What this task involves: Go through the data below. Pull out every line that has the word "digit".

---------- Information provided

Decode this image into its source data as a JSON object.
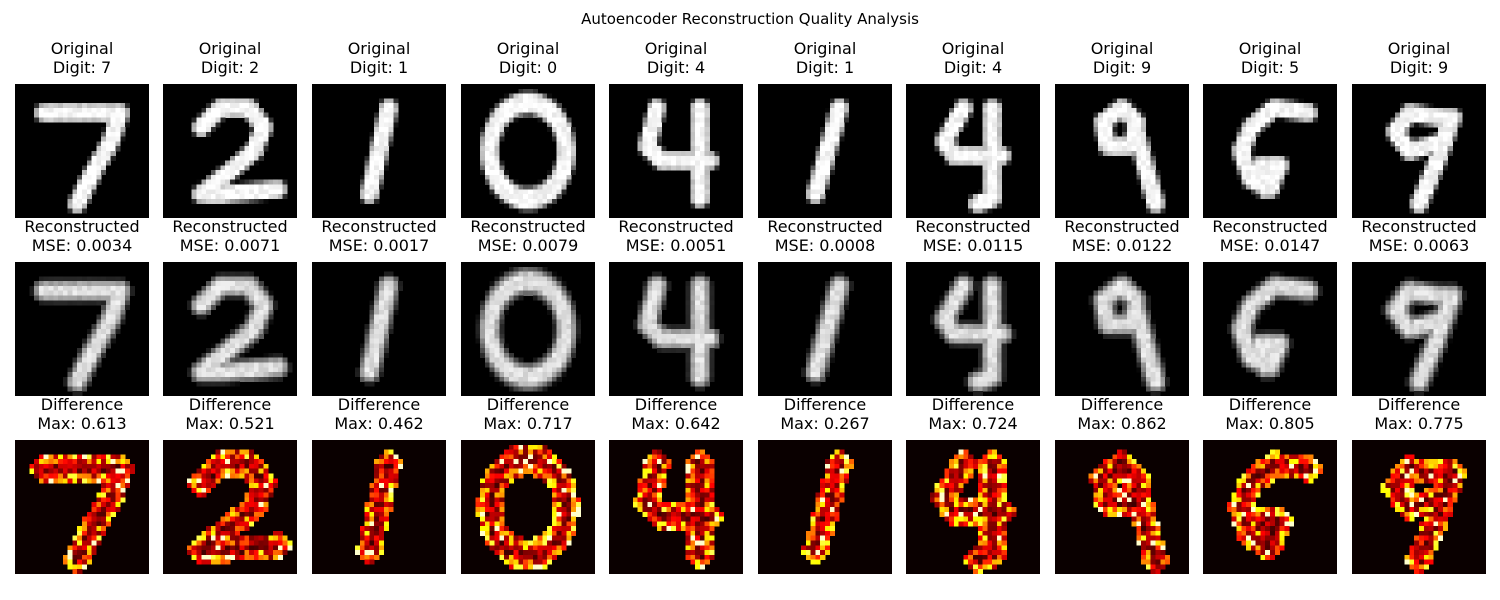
{
  "chart_data": {
    "type": "heatmap",
    "title": "Autoencoder Reconstruction Quality Analysis",
    "row_titles": {
      "original": "Original",
      "reconstructed": "Reconstructed",
      "difference": "Difference"
    },
    "subtitle_prefixes": {
      "digit": "Digit: ",
      "mse": "MSE: ",
      "max": "Max: "
    },
    "colormaps": {
      "original": "gray",
      "reconstructed": "gray",
      "difference": "hot"
    },
    "samples": [
      {
        "digit": "7",
        "mse": "0.0034",
        "max_diff": "0.613"
      },
      {
        "digit": "2",
        "mse": "0.0071",
        "max_diff": "0.521"
      },
      {
        "digit": "1",
        "mse": "0.0017",
        "max_diff": "0.462"
      },
      {
        "digit": "0",
        "mse": "0.0079",
        "max_diff": "0.717"
      },
      {
        "digit": "4",
        "mse": "0.0051",
        "max_diff": "0.642"
      },
      {
        "digit": "1",
        "mse": "0.0008",
        "max_diff": "0.267"
      },
      {
        "digit": "4",
        "mse": "0.0115",
        "max_diff": "0.724"
      },
      {
        "digit": "9",
        "mse": "0.0122",
        "max_diff": "0.862"
      },
      {
        "digit": "5",
        "mse": "0.0147",
        "max_diff": "0.805"
      },
      {
        "digit": "9",
        "mse": "0.0063",
        "max_diff": "0.775"
      }
    ]
  }
}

--------------------

Correct result:
      "digit": "Digit: ",
        "digit": "7",
        "digit": "2",
        "digit": "1",
        "digit": "0",
        "digit": "4",
        "digit": "1",
        "digit": "4",
        "digit": "9",
        "digit": "5",
        "digit": "9",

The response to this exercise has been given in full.